┏━━

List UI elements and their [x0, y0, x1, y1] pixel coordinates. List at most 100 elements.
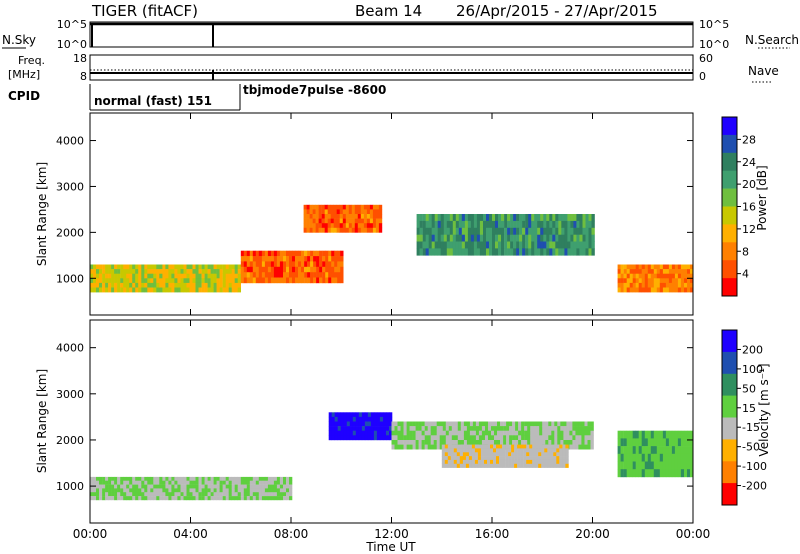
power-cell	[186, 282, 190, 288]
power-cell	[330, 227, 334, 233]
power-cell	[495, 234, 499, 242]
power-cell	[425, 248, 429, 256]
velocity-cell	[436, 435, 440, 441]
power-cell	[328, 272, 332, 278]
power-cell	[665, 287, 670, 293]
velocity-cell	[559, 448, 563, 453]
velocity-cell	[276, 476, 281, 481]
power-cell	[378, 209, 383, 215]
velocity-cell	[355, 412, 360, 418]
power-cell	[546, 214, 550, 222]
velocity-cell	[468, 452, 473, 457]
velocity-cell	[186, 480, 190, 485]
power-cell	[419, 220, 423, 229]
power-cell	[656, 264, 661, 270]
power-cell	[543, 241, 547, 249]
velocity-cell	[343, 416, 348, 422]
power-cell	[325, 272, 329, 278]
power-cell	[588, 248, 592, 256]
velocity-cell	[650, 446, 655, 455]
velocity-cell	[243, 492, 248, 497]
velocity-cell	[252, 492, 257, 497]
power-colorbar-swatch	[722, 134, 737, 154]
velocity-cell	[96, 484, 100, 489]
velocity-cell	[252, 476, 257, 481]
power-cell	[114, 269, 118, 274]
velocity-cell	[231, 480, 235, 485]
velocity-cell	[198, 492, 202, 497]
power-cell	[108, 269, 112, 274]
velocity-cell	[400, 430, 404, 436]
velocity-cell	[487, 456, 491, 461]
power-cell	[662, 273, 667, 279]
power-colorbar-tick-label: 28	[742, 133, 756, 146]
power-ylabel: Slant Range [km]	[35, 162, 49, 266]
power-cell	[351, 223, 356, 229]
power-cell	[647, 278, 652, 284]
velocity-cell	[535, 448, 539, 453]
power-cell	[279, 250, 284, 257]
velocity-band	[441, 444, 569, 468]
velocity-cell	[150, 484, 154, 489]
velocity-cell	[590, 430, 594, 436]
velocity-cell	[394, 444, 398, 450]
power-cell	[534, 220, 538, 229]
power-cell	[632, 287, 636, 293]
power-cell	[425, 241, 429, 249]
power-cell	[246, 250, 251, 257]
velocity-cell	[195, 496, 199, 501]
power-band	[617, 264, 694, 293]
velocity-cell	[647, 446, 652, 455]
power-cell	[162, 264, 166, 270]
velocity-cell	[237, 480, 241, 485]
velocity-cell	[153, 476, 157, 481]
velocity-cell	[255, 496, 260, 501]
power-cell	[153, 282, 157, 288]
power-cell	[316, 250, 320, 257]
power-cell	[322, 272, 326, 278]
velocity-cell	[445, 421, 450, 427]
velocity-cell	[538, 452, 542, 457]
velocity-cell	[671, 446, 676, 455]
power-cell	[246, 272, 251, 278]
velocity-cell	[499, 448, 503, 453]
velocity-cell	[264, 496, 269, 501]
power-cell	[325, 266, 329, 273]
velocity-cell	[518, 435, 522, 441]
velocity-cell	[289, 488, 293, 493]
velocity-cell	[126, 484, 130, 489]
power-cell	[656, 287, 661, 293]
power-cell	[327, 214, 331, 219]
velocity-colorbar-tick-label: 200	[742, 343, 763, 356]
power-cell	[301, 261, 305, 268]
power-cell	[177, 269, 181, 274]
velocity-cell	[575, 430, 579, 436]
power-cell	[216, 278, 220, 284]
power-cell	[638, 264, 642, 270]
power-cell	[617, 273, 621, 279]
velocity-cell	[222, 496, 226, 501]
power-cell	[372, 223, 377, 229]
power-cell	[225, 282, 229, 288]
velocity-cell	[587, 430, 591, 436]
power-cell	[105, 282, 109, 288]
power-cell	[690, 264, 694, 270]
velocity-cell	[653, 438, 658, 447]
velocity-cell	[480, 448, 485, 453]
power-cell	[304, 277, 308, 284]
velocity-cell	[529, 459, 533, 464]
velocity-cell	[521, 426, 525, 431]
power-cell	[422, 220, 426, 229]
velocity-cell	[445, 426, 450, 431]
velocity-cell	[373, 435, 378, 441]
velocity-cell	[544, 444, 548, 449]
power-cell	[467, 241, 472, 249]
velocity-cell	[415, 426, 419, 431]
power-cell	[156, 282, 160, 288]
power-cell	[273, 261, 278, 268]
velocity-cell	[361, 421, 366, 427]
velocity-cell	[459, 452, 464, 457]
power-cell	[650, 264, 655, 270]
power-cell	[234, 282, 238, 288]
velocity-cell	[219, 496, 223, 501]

┗━━
┏━━

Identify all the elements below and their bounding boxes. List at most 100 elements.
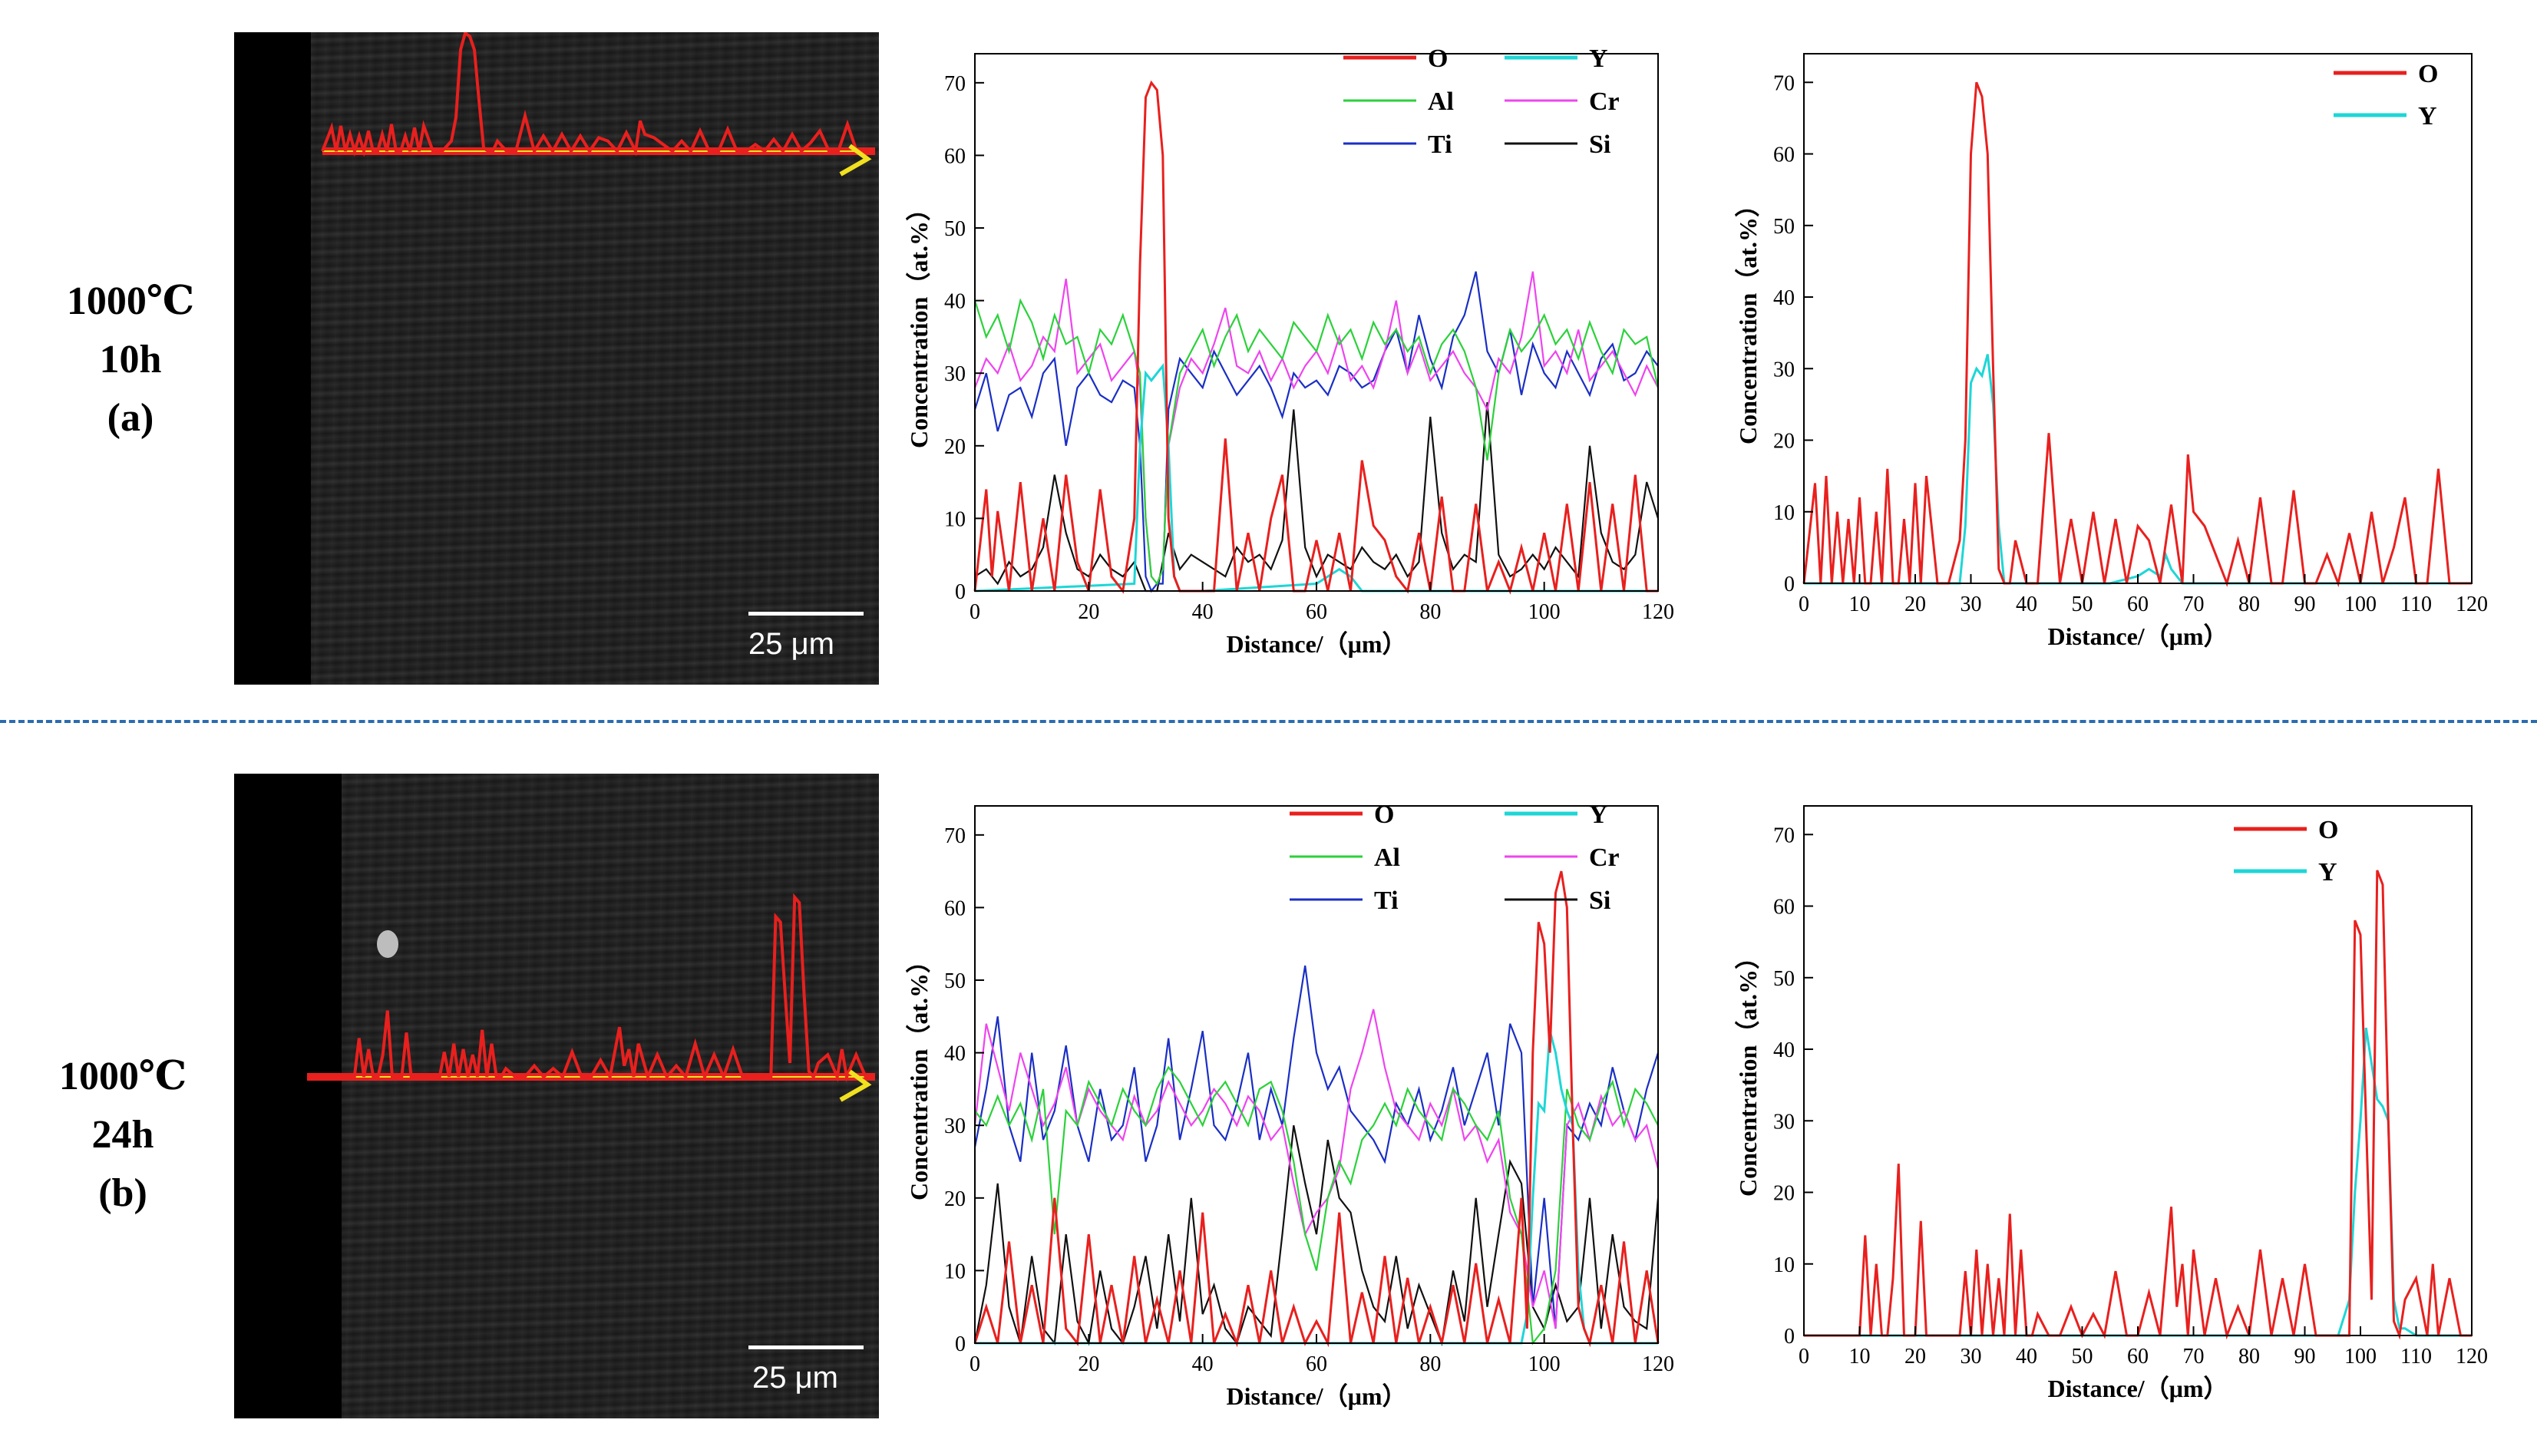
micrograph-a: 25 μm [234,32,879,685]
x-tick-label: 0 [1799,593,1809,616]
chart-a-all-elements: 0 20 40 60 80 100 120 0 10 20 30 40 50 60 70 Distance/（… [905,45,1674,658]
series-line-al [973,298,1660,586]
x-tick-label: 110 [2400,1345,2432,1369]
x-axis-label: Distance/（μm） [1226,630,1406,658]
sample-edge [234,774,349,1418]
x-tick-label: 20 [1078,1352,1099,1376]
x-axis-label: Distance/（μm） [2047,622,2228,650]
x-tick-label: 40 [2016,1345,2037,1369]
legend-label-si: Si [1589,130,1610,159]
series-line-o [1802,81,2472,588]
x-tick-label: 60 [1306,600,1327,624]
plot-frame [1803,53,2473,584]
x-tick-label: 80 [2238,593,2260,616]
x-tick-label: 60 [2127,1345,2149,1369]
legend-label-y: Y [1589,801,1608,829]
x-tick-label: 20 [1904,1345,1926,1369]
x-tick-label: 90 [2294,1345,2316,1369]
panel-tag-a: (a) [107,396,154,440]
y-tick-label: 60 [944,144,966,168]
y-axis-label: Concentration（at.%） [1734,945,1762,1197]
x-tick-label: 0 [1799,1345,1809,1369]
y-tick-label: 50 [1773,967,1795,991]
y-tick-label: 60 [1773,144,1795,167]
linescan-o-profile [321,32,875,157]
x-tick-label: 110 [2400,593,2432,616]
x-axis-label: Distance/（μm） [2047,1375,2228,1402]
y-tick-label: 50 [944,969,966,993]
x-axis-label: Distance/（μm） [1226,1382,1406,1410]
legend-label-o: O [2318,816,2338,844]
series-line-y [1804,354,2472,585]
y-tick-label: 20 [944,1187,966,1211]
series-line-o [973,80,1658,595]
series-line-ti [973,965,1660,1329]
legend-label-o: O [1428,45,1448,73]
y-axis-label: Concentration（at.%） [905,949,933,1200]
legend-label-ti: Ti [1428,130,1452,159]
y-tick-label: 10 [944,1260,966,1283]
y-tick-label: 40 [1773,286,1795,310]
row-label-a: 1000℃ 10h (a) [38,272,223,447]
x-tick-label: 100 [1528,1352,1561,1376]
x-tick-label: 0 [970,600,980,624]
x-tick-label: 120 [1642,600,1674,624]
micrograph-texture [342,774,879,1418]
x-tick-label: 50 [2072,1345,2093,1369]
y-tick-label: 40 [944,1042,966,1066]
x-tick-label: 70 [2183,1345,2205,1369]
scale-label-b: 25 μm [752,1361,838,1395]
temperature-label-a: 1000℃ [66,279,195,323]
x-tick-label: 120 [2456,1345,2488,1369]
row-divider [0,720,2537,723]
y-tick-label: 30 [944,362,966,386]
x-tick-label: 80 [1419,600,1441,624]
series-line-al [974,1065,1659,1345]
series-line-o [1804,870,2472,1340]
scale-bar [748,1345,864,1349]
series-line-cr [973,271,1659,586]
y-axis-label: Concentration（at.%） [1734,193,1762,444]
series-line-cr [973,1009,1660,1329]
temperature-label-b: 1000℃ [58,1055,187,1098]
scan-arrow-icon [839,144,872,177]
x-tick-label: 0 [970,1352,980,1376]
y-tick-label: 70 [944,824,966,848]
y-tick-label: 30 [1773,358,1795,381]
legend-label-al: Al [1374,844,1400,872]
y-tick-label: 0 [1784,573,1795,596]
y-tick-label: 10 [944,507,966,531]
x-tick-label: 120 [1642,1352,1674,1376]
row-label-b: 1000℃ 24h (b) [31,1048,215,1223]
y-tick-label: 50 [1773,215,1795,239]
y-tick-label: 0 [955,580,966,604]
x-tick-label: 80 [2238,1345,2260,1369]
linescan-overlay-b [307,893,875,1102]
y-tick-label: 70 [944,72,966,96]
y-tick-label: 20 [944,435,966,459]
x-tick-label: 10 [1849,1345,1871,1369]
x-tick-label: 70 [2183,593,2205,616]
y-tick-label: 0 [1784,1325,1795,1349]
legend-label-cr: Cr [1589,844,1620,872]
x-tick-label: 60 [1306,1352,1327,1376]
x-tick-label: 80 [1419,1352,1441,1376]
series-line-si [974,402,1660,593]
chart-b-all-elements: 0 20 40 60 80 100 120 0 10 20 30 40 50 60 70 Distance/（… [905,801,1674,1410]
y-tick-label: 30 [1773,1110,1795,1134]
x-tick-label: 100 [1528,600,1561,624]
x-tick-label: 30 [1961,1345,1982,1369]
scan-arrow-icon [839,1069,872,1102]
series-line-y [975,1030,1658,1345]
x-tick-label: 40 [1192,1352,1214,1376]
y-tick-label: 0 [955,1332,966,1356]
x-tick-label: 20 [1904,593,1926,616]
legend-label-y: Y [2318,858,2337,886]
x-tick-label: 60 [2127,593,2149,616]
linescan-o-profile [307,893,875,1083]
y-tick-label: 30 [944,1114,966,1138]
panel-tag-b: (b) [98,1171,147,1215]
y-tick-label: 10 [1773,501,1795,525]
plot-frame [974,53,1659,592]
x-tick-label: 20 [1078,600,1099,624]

┗━━

WHAT YOU WILL DO: Please rewrite the lines from the one containing "micrograph-a: 25 μm [234,32,879,685]" through the one containing "legend-label-y: Y [1589,801,1608,829]", putting "x-axis-tick" wherever "x-tick-label" appears and leaving everything else unchanged.

SOLUTION:
micrograph-a: 25 μm [234,32,879,685]
x-axis-tick: 0 [1799,593,1809,616]
chart-a-all-elements: 0 20 40 60 80 100 120 0 10 20 30 40 50 60 70 Distance/（… [905,45,1674,658]
series-line-al [973,298,1660,586]
x-axis-tick: 110 [2400,1345,2432,1369]
x-axis-label: Distance/（μm） [1226,630,1406,658]
sample-edge [234,774,349,1418]
x-axis-tick: 20 [1078,1352,1099,1376]
x-axis-label: Distance/（μm） [2047,622,2228,650]
x-axis-tick: 40 [2016,1345,2037,1369]
legend-label-si: Si [1589,130,1610,159]
series-line-o [1802,81,2472,588]
x-axis-tick: 60 [1306,600,1327,624]
plot-frame [1803,53,2473,584]
x-axis-tick: 80 [2238,593,2260,616]
x-axis-tick: 60 [2127,1345,2149,1369]
legend-label-y: Y [1589,801,1608,829]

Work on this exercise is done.